▶ Given exercise: Look for "糟糕透了" in the listing below. Gather each line that contains it.

▶ Data entries:
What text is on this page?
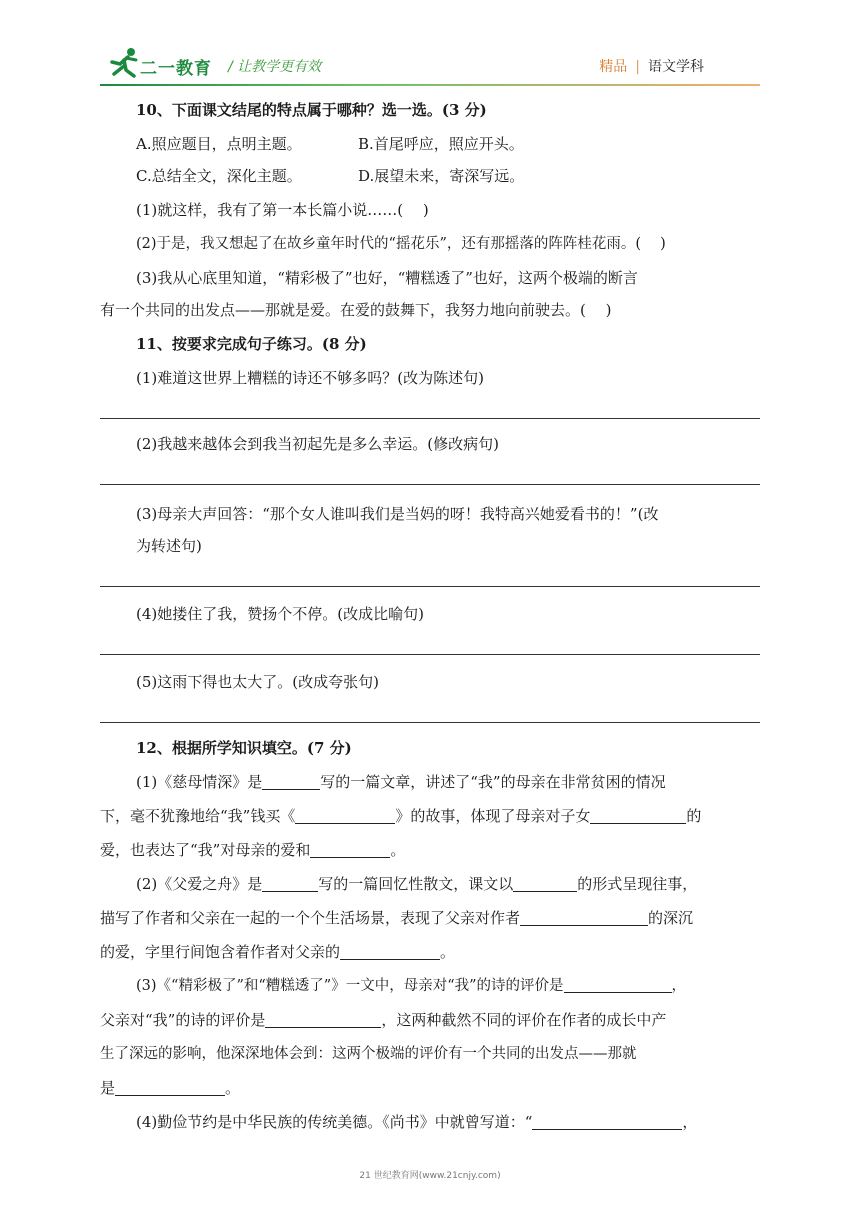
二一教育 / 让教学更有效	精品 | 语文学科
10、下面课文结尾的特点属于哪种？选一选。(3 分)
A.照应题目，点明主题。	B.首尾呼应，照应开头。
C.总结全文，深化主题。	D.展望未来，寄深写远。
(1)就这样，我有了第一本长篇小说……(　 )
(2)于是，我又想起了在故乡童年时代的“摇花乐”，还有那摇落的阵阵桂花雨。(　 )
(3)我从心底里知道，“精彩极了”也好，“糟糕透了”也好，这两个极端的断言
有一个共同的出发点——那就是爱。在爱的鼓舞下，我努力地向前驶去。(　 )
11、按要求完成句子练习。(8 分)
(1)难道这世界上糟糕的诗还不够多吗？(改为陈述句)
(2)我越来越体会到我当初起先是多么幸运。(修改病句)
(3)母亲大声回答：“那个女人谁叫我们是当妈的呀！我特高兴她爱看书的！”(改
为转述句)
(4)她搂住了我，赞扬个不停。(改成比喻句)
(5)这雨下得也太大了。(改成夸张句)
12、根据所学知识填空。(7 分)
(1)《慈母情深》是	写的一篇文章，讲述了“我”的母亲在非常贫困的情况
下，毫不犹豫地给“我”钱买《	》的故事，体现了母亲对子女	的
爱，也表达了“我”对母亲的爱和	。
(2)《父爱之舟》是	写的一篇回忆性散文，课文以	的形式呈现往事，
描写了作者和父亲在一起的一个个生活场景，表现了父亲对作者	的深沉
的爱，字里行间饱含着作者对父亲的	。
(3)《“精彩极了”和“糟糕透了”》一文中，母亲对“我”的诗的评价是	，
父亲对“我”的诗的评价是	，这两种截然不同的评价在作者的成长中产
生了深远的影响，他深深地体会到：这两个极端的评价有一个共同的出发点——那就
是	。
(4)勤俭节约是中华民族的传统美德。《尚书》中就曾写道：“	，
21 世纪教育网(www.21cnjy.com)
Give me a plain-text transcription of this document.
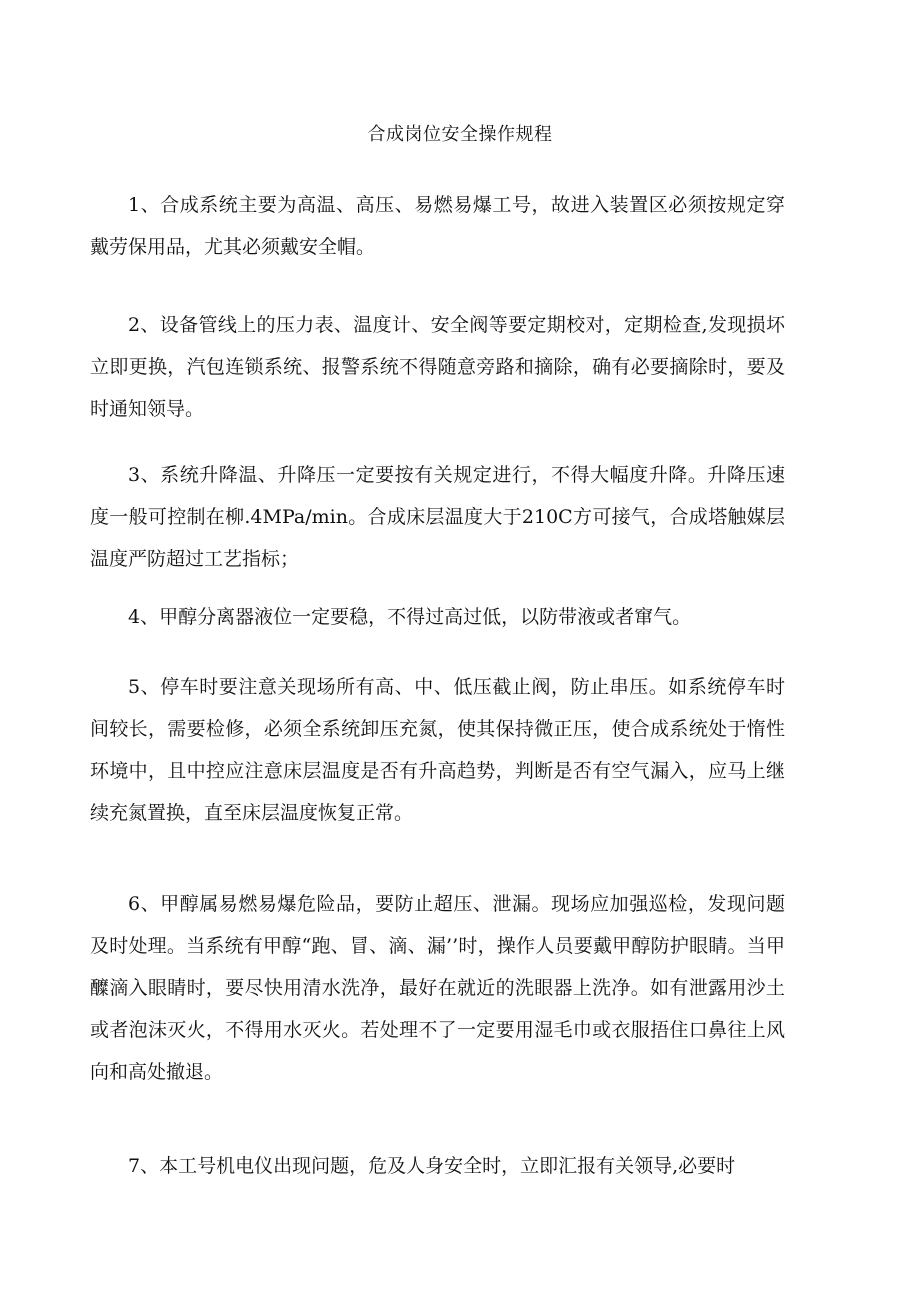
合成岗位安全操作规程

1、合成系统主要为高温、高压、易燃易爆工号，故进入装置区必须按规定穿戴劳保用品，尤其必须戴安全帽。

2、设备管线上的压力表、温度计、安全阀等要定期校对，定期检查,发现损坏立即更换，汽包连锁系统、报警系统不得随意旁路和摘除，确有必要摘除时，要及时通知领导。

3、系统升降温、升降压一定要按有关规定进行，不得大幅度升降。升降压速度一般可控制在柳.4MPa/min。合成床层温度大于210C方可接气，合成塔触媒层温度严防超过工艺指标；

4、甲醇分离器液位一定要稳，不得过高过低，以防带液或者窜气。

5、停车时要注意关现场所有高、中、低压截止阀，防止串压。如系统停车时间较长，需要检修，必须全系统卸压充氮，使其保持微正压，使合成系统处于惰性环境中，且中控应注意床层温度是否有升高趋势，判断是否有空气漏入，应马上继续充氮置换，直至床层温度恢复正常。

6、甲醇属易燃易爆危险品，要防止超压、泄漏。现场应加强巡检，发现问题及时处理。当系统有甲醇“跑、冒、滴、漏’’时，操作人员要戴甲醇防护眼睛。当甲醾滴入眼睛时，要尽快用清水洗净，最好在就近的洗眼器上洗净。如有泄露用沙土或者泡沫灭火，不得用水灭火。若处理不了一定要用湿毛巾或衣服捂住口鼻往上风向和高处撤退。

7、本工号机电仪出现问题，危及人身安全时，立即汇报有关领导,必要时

--

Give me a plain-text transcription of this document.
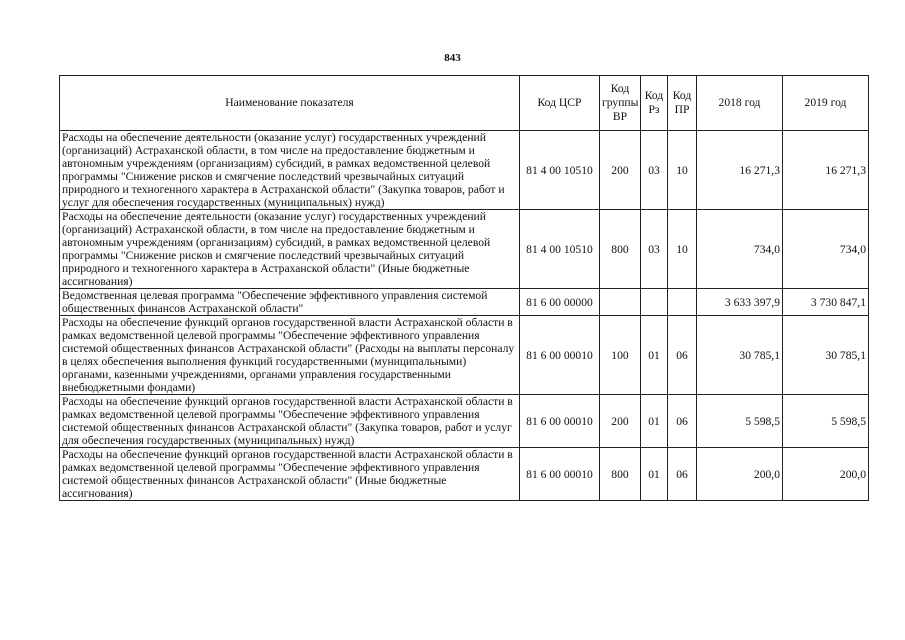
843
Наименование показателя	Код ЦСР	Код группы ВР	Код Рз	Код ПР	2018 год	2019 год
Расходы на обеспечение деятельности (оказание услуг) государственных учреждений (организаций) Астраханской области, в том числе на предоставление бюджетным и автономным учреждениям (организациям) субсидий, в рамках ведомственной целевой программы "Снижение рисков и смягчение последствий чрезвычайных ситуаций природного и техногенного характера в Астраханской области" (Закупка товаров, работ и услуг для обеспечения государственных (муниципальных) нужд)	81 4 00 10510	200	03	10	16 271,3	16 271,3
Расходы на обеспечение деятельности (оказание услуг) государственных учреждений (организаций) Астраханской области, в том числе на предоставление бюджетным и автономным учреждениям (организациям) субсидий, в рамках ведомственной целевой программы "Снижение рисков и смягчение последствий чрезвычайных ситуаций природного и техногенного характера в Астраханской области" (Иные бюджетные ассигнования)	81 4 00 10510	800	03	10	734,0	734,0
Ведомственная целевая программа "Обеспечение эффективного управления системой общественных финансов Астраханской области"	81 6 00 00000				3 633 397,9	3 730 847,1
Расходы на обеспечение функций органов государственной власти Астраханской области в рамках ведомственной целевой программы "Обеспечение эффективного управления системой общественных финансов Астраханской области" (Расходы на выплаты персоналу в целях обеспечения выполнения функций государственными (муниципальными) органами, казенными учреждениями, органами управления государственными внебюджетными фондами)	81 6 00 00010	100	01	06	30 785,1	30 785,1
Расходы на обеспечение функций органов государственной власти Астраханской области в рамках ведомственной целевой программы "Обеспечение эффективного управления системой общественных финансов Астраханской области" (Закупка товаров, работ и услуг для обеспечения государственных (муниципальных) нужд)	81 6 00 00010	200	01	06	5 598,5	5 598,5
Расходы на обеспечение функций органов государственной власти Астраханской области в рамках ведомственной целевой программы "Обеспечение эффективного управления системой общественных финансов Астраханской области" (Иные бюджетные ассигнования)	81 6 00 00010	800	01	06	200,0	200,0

▶ Output for this task:
(3)我从心底里知道，“精彩极了”也好，“糟糕透了”也好，这两个极端的断言
(3)《“精彩极了”和“糟糕透了”》一文中，母亲对“我”的诗的评价是	，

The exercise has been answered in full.